> [Job]: Output every line of the listing below as a JSON list of strings, one string per line, leaving out blank lines.

## Begin Information given

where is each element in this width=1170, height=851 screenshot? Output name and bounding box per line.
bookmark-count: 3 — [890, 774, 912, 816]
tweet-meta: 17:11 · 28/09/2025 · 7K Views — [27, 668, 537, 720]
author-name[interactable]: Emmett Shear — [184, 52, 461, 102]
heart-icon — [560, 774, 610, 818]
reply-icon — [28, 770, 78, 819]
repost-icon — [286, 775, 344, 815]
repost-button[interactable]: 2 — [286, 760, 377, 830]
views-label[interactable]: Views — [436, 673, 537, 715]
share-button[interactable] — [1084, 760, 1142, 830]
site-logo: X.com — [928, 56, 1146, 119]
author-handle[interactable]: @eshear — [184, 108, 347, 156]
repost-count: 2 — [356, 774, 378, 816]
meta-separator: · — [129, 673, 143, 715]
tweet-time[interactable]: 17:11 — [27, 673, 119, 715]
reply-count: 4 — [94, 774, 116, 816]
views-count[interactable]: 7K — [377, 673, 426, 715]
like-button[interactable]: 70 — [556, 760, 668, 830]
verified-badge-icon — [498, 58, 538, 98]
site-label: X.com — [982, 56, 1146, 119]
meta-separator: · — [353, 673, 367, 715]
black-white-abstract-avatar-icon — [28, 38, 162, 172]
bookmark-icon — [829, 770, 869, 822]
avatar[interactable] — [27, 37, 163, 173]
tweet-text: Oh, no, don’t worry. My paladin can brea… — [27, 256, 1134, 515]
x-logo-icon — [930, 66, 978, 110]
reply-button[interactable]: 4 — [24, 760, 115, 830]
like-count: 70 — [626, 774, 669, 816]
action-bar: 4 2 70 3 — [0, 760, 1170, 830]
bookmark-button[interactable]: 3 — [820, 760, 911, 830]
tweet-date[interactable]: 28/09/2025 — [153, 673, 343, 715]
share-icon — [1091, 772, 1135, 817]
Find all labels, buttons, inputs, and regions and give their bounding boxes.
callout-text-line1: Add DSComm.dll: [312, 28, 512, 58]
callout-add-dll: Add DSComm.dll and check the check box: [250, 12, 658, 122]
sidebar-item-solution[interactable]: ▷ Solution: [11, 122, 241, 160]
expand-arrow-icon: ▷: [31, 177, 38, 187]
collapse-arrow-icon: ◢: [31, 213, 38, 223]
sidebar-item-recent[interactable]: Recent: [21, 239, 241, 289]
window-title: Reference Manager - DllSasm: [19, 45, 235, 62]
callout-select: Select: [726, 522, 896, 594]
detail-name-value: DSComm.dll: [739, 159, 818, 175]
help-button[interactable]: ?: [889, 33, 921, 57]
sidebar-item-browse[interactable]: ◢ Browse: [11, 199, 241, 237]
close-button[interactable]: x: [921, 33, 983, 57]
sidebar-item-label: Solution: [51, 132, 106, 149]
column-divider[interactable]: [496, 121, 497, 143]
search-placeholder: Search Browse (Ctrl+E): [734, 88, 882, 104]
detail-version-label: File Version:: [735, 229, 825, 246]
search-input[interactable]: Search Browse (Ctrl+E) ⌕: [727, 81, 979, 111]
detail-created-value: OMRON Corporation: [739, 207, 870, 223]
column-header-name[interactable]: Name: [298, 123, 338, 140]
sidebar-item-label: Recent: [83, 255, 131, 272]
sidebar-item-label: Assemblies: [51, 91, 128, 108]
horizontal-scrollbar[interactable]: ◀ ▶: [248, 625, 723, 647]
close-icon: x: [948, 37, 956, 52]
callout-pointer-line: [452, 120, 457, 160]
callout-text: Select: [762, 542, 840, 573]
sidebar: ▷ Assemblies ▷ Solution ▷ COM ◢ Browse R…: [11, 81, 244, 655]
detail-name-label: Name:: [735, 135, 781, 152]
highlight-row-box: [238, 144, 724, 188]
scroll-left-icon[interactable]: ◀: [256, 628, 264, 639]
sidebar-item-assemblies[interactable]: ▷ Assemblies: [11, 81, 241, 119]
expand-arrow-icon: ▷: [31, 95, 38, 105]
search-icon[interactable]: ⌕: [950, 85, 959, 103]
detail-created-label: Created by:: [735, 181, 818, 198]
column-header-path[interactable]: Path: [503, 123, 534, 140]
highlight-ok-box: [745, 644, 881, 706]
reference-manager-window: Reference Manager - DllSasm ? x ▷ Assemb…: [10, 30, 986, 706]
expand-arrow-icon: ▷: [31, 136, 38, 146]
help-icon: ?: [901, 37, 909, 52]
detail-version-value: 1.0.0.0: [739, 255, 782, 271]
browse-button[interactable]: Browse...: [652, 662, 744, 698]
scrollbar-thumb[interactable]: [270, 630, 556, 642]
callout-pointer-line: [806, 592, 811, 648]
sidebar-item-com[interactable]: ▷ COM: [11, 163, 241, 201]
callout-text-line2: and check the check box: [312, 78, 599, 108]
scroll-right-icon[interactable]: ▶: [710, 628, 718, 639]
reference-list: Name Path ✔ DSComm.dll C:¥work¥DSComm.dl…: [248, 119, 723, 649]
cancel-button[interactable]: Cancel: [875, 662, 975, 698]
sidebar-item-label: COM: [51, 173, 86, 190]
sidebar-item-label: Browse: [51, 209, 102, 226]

## End Information given

> [Output below]:
[
  "where is each element in this width=1170, height=851 screenshot? Output name and bounding box per line.",
  "bookmark-count: 3 — [890, 774, 912, 816]",
  "tweet-meta: 17:11 · 28/09/2025 · 7K Views — [27, 668, 537, 720]",
  "author-name[interactable]: Emmett Shear — [184, 52, 461, 102]",
  "heart-icon — [560, 774, 610, 818]",
  "reply-icon — [28, 770, 78, 819]",
  "repost-icon — [286, 775, 344, 815]",
  "repost-button[interactable]: 2 — [286, 760, 377, 830]",
  "views-label[interactable]: Views — [436, 673, 537, 715]",
  "share-button[interactable] — [1084, 760, 1142, 830]",
  "site-logo: X.com — [928, 56, 1146, 119]",
  "author-handle[interactable]: @eshear — [184, 108, 347, 156]",
  "repost-count: 2 — [356, 774, 378, 816]",
  "meta-separator: · — [129, 673, 143, 715]",
  "tweet-time[interactable]: 17:11 — [27, 673, 119, 715]",
  "reply-count: 4 — [94, 774, 116, 816]",
  "views-count[interactable]: 7K — [377, 673, 426, 715]",
  "like-button[interactable]: 70 — [556, 760, 668, 830]",
  "verified-badge-icon — [498, 58, 538, 98]",
  "site-label: X.com — [982, 56, 1146, 119]",
  "meta-separator: · — [353, 673, 367, 715]",
  "black-white-abstract-avatar-icon — [28, 38, 162, 172]",
  "bookmark-icon — [829, 770, 869, 822]",
  "avatar[interactable] — [27, 37, 163, 173]",
  "tweet-text: Oh, no, don’t worry. My paladin can brea… — [27, 256, 1134, 515]",
  "x-logo-icon — [930, 66, 978, 110]",
  "reply-button[interactable]: 4 — [24, 760, 115, 830]",
  "like-count: 70 — [626, 774, 669, 816]",
  "action-bar: 4 2 70 3 — [0, 760, 1170, 830]",
  "bookmark-button[interactable]: 3 — [820, 760, 911, 830]",
  "tweet-date[interactable]: 28/09/2025 — [153, 673, 343, 715]",
  "share-icon — [1091, 772, 1135, 817]",
  "Find all labels, buttons, inputs, and regions and give their bounding boxes.",
  "callout-text-line1: Add DSComm.dll: [312, 28, 512, 58]",
  "callout-add-dll: Add DSComm.dll and check the check box: [250, 12, 658, 122]",
  "sidebar-item-solution[interactable]: ▷ Solution: [11, 122, 241, 160]",
  "expand-arrow-icon: ▷: [31, 177, 38, 187]",
  "collapse-arrow-icon: ◢: [31, 213, 38, 223]",
  "sidebar-item-recent[interactable]: Recent: [21, 239, 241, 289]",
  "window-title: Reference Manager - DllSasm: [19, 45, 235, 62]",
  "callout-select: Select: [726, 522, 896, 594]",
  "detail-name-value: DSComm.dll: [739, 159, 818, 175]",
  "help-button[interactable]: ?: [889, 33, 921, 57]",
  "sidebar-item-browse[interactable]: ◢ Browse: [11, 199, 241, 237]",
  "close-button[interactable]: x: [921, 33, 983, 57]",
  "sidebar-item-label: Solution: [51, 132, 106, 149]",
  "column-divider[interactable]: [496, 121, 497, 143]",
  "search-placeholder: Search Browse (Ctrl+E): [734, 88, 882, 104]",
  "detail-version-label: File Version:: [735, 229, 825, 246]",
  "search-input[interactable]: Search Browse (Ctrl+E) ⌕: [727, 81, 979, 111]",
  "detail-created-value: OMRON Corporation: [739, 207, 870, 223]",
  "column-header-name[interactable]: Name: [298, 123, 338, 140]",
  "sidebar-item-label: Recent: [83, 255, 131, 272]",
  "sidebar-item-label: Assemblies: [51, 91, 128, 108]",
  "horizontal-scrollbar[interactable]: ◀ ▶: [248, 625, 723, 647]",
  "close-icon: x: [948, 37, 956, 52]",
  "callout-pointer-line: [452, 120, 457, 160]",
  "callout-text: Select: [762, 542, 840, 573]",
  "sidebar: ▷ Assemblies ▷ Solution ▷ COM ◢ Browse R…: [11, 81, 244, 655]",
  "detail-name-label: Name:: [735, 135, 781, 152]",
  "highlight-row-box: [238, 144, 724, 188]",
  "scroll-left-icon[interactable]: ◀: [256, 628, 264, 639]",
  "sidebar-item-assemblies[interactable]: ▷ Assemblies: [11, 81, 241, 119]",
  "expand-arrow-icon: ▷: [31, 95, 38, 105]",
  "search-icon[interactable]: ⌕: [950, 85, 959, 103]",
  "detail-created-label: Created by:: [735, 181, 818, 198]",
  "column-header-path[interactable]: Path: [503, 123, 534, 140]",
  "highlight-ok-box: [745, 644, 881, 706]",
  "reference-manager-window: Reference Manager - DllSasm ? x ▷ Assemb…: [10, 30, 986, 706]",
  "expand-arrow-icon: ▷: [31, 136, 38, 146]",
  "help-icon: ?: [901, 37, 909, 52]",
  "detail-version-value: 1.0.0.0: [739, 255, 782, 271]",
  "browse-button[interactable]: Browse...: [652, 662, 744, 698]",
  "scrollbar-thumb[interactable]: [270, 630, 556, 642]",
  "callout-pointer-line: [806, 592, 811, 648]",
  "sidebar-item-com[interactable]: ▷ COM: [11, 163, 241, 201]",
  "callout-text-line2: and check the check box: [312, 78, 599, 108]",
  "scroll-right-icon[interactable]: ▶: [710, 628, 718, 639]",
  "reference-list: Name Path ✔ DSComm.dll C:¥work¥DSComm.dl…: [248, 119, 723, 649]",
  "cancel-button[interactable]: Cancel: [875, 662, 975, 698]",
  "sidebar-item-label: COM: [51, 173, 86, 190]",
  "sidebar-item-label: Browse: [51, 209, 102, 226]"
]